Entries taken from a collection
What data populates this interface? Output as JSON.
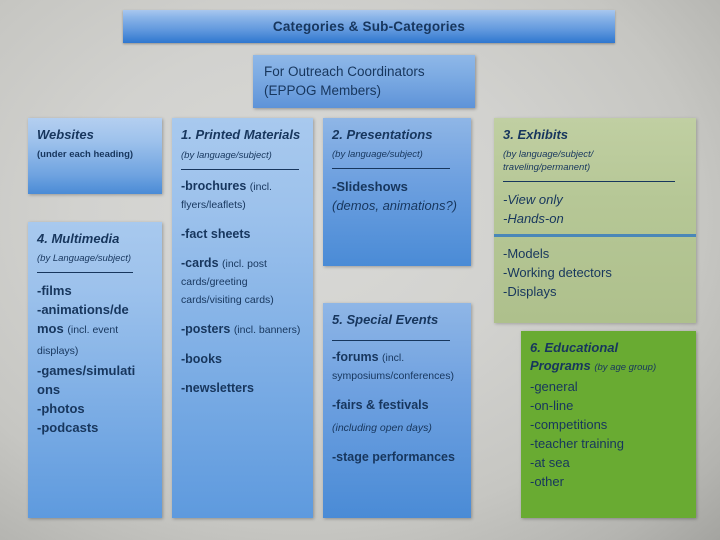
{
  "slide": {
    "title": "Categories & Sub-Categories",
    "subtitle_line1": "For Outreach Coordinators",
    "subtitle_line2": "(EPPOG Members)",
    "colors": {
      "blue_light": "#9ec2ec",
      "blue_mid": "#4a8bd6",
      "green_pale": "#b6c796",
      "green_bright": "#69ab32",
      "text": "#17365d",
      "background": "#d2d2cf",
      "divider": "#4a87b8"
    }
  },
  "panels": {
    "websites": {
      "heading": "Websites",
      "note": "(under each heading)"
    },
    "multimedia": {
      "heading": "4.  Multimedia",
      "note": "(by Language/subject)",
      "items": [
        "-films",
        "-animations/demos",
        "-games/simulations",
        "-photos",
        "-podcasts"
      ],
      "item_films": "-films",
      "item_animations": "-animations/de mos",
      "item_animations_note": "(incl. event displays)",
      "item_games": "-games/simulati ons",
      "item_photos": "-photos",
      "item_podcasts": "-podcasts"
    },
    "printed_materials": {
      "heading": "1.  Printed Materials",
      "note": "(by language/subject)",
      "item_brochures": "-brochures",
      "item_brochures_note": "(incl. flyers/leaflets)",
      "item_fact_sheets": "-fact sheets",
      "item_cards": "-cards",
      "item_cards_note": "(incl. post cards/greeting cards/visiting cards)",
      "item_posters": "-posters",
      "item_posters_note": "(incl. banners)",
      "item_books": "-books",
      "item_newsletters": "-newsletters"
    },
    "presentations": {
      "heading": "2.  Presentations",
      "note": "(by language/subject)",
      "item_slideshows": "-Slideshows",
      "item_slideshows_note": "(demos, animations?)"
    },
    "special_events": {
      "heading": "5.   Special Events",
      "item_forums": "-forums",
      "item_forums_note": "(incl. symposiums/conferences)",
      "item_fairs": "-fairs & festivals",
      "item_fairs_note": "(including open days)",
      "item_stage": "-stage performances"
    },
    "exhibits": {
      "heading": "3.  Exhibits",
      "note_line1": "(by language/subject/",
      "note_line2": "traveling/permanent)",
      "item_view_only": "-View only",
      "item_hands_on": "-Hands-on",
      "item_models": "-Models",
      "item_working_detectors": "-Working detectors",
      "item_displays": "-Displays"
    },
    "educational_programs": {
      "heading_line1": "6.  Educational",
      "heading_line2": "Programs",
      "note": "(by age group)",
      "item_general": "-general",
      "item_online": "-on-line",
      "item_competitions": "-competitions",
      "item_teacher_training": "-teacher training",
      "item_at_sea": "-at sea",
      "item_other": "-other"
    }
  }
}
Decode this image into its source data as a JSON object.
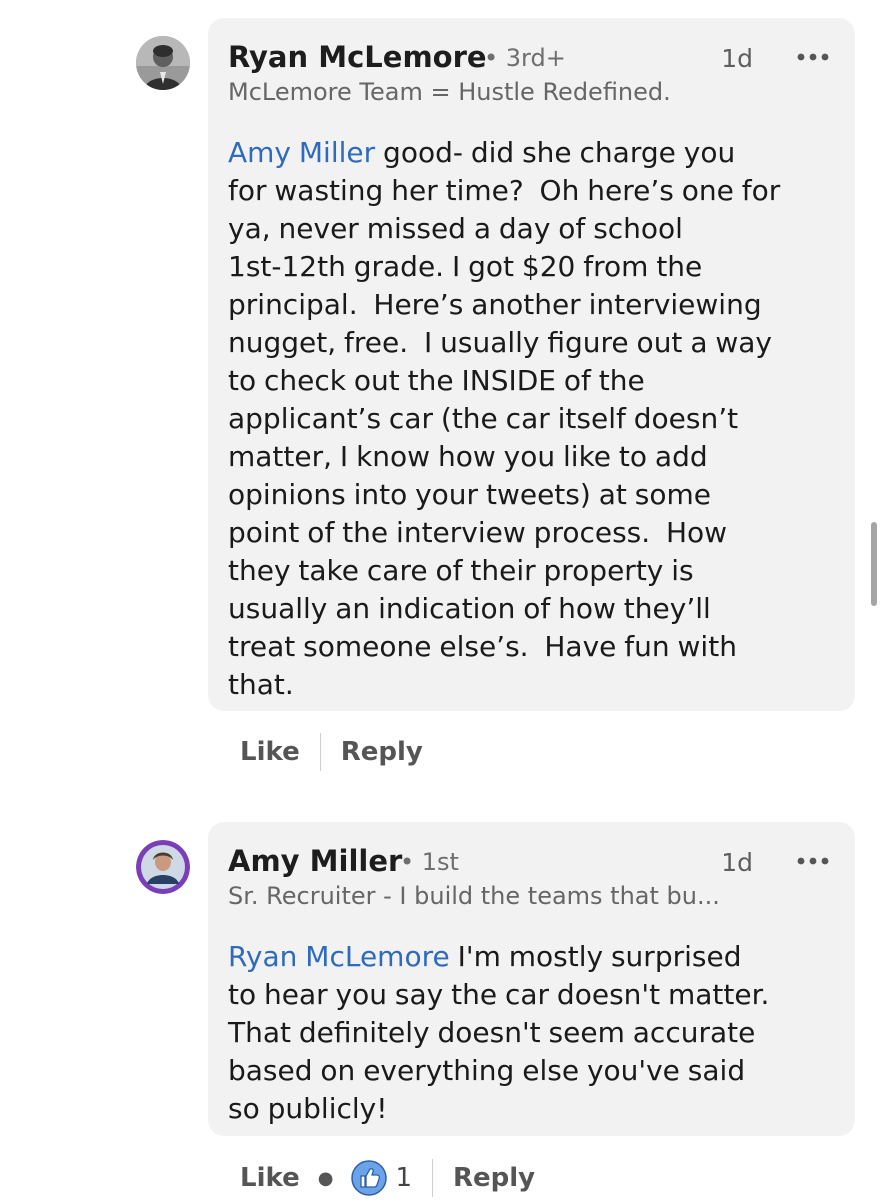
{
  "comments": [
    {
      "author": "Ryan McLemore",
      "degree": "• 3rd+",
      "time": "1d",
      "headline": "McLemore Team = Hustle Redefined.",
      "mention": "Amy Miller",
      "text": " good- did she charge you\nfor wasting her time?  Oh here’s one for\nya, never missed a day of school\n1st-12th grade. I got $20 from the\nprincipal.  Here’s another interviewing\nnugget, free.  I usually figure out a way\nto check out the INSIDE of the\napplicant’s car (the car itself doesn’t\nmatter, I know how you like to add\nopinions into your tweets) at some\npoint of the interview process.  How\nthey take care of their property is\nusually an indication of how they’ll\ntreat someone else’s.  Have fun with\nthat.",
      "like_label": "Like",
      "reply_label": "Reply"
    },
    {
      "author": "Amy Miller",
      "degree": "• 1st",
      "time": "1d",
      "headline": "Sr. Recruiter - I build the teams that bu...",
      "mention": "Ryan McLemore",
      "text": " I'm mostly surprised\nto hear you say the car doesn't matter.\nThat definitely doesn't seem accurate\nbased on everything else you've said\nso publicly!",
      "like_label": "Like",
      "reaction_count": "1",
      "reply_label": "Reply"
    }
  ],
  "icons": {
    "more": "more-horizontal-icon",
    "reaction": "thumbs-up-icon",
    "accent_color": "#2f6bbd",
    "bubble_color": "#f2f2f2"
  }
}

## WORK TO COMPLETE:
Lines that include the word "subject" are to be extracted from the data above.

## SOLUTION TO THIS TASK:
      "note": "(by Language/subject)",
      "note": "(by language/subject)",
      "note": "(by language/subject)",
      "note_line1": "(by language/subject/",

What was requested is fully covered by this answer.